• **Problem**
Copy all of the material exactly. Pictures are not to appear in the copy.
Provided material start
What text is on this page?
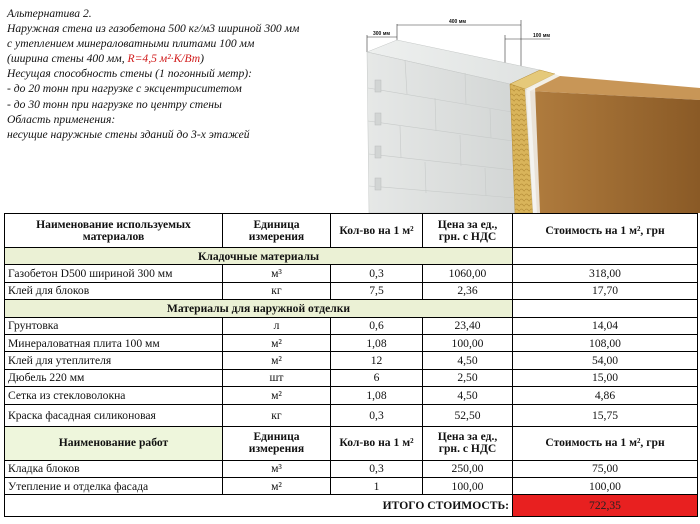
Альтернатива 2.
Наружная стена из газобетона 500 кг/м3 шириной 300 мм
с утеплением минераловатными плитами 100 мм
(ширина стены 400 мм, R=4,5 м²·К/Вт)
Несущая способность стены (1 погонный метр):
- до 20 тонн при нагрузке с эксцентриситетом
- до 30 тонн при нагрузке по центру стены
Область применения:
несущие наружные стены зданий до 3-х этажей
300 мм
400 мм
100 мм
Наименование используемых материалов	Единица измерения	Кол-во на 1 м²	Цена за ед., грн. с НДС	Стоимость на 1 м², грн
Кладочные материалы				
Газобетон D500 шириной 300 мм	м³	0,3	1060,00	318,00
Клей для блоков	кг	7,5	2,36	17,70
Материалы для наружной отделки				
Грунтовка	л	0,6	23,40	14,04
Минераловатная плита 100 мм	м²	1,08	100,00	108,00
Клей для утеплителя	м²	12	4,50	54,00
Дюбель 220 мм	шт	6	2,50	15,00
Сетка из стекловолокна	м²	1,08	4,50	4,86
Краска фасадная силиконовая	кг	0,3	52,50	15,75
Наименование работ	Единица измерения	Кол-во на 1 м²	Цена за ед., грн. с НДС	Стоимость на 1 м², грн
Кладка блоков	м³	0,3	250,00	75,00
Утепление и отделка фасада	м²	1	100,00	100,00
ИТОГО СТОИМОСТЬ:				722,35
Provided material end
• **Answer in full**
What text is on this page?
Альтернатива 2.
Наружная стена из газобетона 500 кг/м3 шириной 300 мм
с утеплением минераловатными плитами 100 мм
(ширина стены 400 мм, R=4,5 м²·К/Вт)
Несущая способность стены (1 погонный метр):
- до 20 тонн при нагрузке с эксцентриситетом
- до 30 тонн при нагрузке по центру стены
Область применения:
несущие наружные стены зданий до 3-х этажей
300 мм
400 мм
100 мм
Наименование используемых материалов	Единица измерения	Кол-во на 1 м²	Цена за ед., грн. с НДС	Стоимость на 1 м², грн
Кладочные материалы				
Газобетон D500 шириной 300 мм	м³	0,3	1060,00	318,00
Клей для блоков	кг	7,5	2,36	17,70
Материалы для наружной отделки				
Грунтовка	л	0,6	23,40	14,04
Минераловатная плита 100 мм	м²	1,08	100,00	108,00
Клей для утеплителя	м²	12	4,50	54,00
Дюбель 220 мм	шт	6	2,50	15,00
Сетка из стекловолокна	м²	1,08	4,50	4,86
Краска фасадная силиконовая	кг	0,3	52,50	15,75
Наименование работ	Единица измерения	Кол-во на 1 м²	Цена за ед., грн. с НДС	Стоимость на 1 м², грн
Кладка блоков	м³	0,3	250,00	75,00
Утепление и отделка фасада	м²	1	100,00	100,00
ИТОГО СТОИМОСТЬ:				722,35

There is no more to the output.